◆ **Directions**: Count lines holding the word "气罐车等". Only the number is wanted.

::: Input records :::

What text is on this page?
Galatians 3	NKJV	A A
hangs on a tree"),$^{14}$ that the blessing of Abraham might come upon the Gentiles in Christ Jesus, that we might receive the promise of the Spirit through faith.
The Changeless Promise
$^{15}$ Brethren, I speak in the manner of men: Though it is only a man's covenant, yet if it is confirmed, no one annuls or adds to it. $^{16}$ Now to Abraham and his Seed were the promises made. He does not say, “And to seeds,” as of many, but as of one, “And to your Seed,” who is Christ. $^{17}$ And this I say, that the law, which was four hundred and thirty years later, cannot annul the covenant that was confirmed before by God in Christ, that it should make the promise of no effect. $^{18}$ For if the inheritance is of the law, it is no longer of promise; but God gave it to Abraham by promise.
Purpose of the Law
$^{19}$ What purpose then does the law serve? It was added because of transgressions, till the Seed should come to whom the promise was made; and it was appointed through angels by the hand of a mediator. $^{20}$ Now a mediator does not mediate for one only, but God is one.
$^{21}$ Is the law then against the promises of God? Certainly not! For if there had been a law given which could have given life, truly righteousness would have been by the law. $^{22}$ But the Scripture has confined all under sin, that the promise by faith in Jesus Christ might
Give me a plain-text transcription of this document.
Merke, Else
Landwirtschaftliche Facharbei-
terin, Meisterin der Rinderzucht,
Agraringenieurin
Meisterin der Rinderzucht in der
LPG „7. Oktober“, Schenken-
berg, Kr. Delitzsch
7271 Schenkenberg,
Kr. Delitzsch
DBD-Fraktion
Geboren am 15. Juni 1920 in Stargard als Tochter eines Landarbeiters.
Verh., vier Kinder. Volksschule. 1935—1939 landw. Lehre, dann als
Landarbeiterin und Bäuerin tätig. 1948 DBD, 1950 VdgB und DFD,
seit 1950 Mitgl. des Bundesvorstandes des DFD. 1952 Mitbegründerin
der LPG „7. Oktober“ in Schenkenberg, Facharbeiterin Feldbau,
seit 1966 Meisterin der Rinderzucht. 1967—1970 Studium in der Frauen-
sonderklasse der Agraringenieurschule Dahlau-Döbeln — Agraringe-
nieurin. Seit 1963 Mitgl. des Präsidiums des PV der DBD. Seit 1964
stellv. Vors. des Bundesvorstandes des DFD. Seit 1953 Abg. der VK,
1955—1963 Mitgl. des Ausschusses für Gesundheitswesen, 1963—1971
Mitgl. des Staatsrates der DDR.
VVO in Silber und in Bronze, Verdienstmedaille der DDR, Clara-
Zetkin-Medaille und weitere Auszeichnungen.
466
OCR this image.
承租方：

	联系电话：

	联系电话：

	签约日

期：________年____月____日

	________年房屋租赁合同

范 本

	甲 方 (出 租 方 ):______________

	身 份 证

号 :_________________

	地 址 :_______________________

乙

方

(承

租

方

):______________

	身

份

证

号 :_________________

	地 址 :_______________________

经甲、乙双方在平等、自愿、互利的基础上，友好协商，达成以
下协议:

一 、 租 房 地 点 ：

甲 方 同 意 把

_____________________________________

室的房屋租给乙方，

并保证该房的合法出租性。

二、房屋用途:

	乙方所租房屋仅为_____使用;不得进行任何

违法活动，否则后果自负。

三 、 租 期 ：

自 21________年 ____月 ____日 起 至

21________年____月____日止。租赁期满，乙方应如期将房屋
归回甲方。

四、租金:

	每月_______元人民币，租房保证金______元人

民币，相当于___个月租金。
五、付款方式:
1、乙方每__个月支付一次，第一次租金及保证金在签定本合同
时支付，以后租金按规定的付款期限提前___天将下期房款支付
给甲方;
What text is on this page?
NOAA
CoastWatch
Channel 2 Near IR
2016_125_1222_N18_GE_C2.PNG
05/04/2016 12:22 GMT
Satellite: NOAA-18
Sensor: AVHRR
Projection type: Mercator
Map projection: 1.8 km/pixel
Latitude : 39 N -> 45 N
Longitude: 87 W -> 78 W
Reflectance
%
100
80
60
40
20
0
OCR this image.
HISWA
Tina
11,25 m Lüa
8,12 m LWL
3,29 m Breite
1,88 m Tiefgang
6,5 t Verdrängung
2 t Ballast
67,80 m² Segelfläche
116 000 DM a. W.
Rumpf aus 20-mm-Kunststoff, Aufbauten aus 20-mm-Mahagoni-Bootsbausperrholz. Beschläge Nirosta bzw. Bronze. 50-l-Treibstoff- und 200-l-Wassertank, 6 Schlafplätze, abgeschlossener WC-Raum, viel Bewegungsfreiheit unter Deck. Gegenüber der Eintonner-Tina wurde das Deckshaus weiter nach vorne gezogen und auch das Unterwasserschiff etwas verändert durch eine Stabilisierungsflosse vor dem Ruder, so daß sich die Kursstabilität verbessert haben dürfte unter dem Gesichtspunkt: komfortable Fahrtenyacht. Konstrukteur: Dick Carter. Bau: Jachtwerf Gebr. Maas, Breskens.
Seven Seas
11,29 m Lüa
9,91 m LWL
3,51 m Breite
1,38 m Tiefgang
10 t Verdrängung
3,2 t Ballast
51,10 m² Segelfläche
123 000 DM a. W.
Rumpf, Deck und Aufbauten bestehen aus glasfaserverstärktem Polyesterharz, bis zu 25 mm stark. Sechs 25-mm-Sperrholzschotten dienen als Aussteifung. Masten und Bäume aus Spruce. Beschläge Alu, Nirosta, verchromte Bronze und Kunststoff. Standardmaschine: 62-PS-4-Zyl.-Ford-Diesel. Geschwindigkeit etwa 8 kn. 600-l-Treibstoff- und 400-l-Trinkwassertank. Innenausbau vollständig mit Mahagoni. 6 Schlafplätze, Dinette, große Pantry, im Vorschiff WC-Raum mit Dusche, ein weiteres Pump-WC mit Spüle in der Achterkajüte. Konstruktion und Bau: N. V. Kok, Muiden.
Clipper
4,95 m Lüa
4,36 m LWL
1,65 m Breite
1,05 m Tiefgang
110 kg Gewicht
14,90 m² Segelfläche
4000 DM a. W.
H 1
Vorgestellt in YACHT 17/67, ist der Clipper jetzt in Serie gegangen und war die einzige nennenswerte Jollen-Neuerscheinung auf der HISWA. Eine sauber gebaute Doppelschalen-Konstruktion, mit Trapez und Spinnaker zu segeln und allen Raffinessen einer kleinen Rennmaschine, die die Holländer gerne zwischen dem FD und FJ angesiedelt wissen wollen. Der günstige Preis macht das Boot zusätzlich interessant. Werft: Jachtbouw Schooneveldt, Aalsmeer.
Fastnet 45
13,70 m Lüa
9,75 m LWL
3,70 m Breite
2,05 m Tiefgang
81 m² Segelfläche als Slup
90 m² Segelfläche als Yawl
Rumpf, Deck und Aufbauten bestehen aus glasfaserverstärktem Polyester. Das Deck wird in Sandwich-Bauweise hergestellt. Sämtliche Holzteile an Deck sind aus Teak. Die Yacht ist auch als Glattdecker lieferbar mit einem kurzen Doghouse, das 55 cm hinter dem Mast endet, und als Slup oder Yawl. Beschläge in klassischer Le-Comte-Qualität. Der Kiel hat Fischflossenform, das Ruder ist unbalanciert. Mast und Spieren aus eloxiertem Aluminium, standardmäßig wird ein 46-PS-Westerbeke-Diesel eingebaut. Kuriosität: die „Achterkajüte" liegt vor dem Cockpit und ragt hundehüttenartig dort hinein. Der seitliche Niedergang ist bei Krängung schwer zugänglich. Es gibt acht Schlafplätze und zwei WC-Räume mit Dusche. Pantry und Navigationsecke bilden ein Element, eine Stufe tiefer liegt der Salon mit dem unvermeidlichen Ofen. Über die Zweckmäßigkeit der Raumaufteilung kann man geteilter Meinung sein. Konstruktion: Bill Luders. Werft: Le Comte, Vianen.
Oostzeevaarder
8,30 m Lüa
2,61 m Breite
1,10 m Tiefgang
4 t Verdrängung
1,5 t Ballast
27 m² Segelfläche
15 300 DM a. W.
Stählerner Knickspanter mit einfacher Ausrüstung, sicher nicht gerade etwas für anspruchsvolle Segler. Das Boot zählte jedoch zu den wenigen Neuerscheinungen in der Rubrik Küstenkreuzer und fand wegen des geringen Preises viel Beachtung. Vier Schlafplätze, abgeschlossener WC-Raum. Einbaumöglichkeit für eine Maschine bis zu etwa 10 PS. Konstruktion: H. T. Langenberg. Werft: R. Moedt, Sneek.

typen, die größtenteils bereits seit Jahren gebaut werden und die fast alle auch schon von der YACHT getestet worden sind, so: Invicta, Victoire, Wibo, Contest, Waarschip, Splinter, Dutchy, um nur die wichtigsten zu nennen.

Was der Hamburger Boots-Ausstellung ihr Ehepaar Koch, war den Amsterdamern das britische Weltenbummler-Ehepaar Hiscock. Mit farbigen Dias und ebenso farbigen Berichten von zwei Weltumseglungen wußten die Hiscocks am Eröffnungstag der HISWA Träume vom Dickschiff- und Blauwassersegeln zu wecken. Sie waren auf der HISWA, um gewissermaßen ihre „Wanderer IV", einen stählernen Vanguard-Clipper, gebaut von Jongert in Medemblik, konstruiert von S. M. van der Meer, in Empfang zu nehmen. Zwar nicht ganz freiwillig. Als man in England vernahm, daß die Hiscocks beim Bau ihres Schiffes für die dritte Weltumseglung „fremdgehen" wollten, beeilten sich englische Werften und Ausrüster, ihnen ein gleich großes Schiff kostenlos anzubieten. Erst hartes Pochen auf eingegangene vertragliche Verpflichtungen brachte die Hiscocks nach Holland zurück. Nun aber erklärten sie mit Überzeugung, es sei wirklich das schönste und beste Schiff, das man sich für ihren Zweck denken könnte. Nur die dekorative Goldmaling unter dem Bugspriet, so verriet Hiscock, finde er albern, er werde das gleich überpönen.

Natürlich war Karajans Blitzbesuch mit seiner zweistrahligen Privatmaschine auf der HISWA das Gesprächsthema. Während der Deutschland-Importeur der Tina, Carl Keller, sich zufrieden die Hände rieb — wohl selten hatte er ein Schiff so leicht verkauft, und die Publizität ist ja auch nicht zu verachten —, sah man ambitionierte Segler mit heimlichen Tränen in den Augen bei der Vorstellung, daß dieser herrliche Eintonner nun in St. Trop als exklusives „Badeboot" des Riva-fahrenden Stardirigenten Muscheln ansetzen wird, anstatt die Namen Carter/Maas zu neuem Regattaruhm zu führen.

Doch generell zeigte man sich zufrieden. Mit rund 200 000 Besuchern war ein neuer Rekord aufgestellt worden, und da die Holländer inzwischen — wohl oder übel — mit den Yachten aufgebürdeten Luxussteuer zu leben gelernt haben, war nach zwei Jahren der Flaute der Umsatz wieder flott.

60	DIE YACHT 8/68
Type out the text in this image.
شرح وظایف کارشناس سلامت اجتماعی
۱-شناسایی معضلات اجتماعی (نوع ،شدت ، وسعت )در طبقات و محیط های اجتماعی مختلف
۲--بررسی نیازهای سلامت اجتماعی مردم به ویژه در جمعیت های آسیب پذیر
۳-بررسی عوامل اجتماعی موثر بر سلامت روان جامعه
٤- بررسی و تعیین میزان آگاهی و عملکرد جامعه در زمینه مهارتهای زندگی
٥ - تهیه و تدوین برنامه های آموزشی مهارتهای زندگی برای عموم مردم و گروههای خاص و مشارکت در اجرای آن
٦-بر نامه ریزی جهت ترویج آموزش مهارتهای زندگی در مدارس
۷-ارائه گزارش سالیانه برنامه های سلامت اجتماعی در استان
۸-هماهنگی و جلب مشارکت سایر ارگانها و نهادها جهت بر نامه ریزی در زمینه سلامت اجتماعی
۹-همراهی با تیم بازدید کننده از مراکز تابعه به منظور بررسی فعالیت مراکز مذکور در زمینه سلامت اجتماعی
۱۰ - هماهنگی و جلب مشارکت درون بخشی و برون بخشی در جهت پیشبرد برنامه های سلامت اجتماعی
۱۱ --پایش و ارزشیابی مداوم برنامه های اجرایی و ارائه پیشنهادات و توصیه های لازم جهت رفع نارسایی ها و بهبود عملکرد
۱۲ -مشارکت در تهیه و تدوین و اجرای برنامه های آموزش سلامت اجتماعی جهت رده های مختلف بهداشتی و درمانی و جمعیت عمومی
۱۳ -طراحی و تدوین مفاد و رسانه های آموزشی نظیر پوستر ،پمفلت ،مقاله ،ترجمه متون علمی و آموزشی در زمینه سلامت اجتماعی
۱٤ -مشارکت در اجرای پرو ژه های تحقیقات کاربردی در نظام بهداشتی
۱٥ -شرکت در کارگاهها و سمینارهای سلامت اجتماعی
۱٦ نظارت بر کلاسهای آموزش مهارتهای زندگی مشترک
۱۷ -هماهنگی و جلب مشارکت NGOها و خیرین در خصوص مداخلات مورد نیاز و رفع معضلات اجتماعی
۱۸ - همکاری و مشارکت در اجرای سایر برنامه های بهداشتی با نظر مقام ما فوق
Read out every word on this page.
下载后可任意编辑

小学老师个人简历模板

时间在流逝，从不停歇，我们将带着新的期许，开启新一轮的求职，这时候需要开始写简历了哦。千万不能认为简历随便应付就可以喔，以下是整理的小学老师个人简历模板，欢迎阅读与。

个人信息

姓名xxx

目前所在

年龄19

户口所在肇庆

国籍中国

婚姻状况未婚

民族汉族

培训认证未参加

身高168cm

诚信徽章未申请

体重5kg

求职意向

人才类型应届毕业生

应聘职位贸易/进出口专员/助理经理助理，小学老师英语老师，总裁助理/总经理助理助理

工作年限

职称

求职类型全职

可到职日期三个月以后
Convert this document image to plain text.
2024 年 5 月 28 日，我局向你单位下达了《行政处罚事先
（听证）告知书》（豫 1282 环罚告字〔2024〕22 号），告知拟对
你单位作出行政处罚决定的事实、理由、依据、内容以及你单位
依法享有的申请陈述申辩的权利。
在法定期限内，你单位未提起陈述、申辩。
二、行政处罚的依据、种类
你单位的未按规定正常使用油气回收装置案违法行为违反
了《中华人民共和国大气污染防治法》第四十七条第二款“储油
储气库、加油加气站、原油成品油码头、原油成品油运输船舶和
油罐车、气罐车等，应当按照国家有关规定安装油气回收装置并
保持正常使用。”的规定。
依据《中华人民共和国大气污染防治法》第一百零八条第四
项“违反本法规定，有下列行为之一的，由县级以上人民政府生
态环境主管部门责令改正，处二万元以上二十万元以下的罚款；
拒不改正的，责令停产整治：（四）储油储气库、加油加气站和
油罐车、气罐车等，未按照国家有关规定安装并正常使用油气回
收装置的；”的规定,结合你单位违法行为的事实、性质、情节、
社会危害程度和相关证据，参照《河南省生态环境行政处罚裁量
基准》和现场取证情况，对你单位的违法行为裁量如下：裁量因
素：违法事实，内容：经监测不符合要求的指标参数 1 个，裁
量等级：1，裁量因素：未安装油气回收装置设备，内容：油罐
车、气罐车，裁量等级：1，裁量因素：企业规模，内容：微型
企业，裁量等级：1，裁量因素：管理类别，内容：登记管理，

:::

◆ **Output**: 2